Begin TASK INPUT

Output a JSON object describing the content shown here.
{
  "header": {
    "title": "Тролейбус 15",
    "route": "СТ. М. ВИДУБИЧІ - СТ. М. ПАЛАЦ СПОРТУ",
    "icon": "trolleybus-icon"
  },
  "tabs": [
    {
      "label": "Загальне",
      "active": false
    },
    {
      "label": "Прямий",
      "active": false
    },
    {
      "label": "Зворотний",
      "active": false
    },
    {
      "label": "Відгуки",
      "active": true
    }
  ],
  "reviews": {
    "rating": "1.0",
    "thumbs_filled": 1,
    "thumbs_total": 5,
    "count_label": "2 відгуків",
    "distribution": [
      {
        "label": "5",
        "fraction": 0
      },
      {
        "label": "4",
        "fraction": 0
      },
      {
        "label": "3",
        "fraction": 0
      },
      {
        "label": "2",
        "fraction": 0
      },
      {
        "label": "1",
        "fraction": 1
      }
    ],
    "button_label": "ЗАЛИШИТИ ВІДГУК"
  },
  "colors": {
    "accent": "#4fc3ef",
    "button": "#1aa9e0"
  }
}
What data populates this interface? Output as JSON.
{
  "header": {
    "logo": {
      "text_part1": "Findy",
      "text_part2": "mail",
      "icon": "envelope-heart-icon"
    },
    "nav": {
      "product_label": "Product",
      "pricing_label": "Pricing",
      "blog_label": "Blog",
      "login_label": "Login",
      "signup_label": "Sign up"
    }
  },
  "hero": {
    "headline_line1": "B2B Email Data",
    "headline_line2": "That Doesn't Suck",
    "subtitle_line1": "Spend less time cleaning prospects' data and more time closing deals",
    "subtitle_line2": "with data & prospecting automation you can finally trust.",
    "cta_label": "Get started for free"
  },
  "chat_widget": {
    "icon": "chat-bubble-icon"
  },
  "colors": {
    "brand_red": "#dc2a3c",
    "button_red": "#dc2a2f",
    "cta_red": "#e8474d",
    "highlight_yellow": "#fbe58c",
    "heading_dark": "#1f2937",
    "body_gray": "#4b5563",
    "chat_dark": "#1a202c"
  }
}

End TASK INPUT

• **AIM**
Locate the word "Output" in the data above. Copy every line carrying it.

• **WRITTEN SOLUTION**
Output a JSON object describing the content shown here.
What data populates this interface? Output as JSON.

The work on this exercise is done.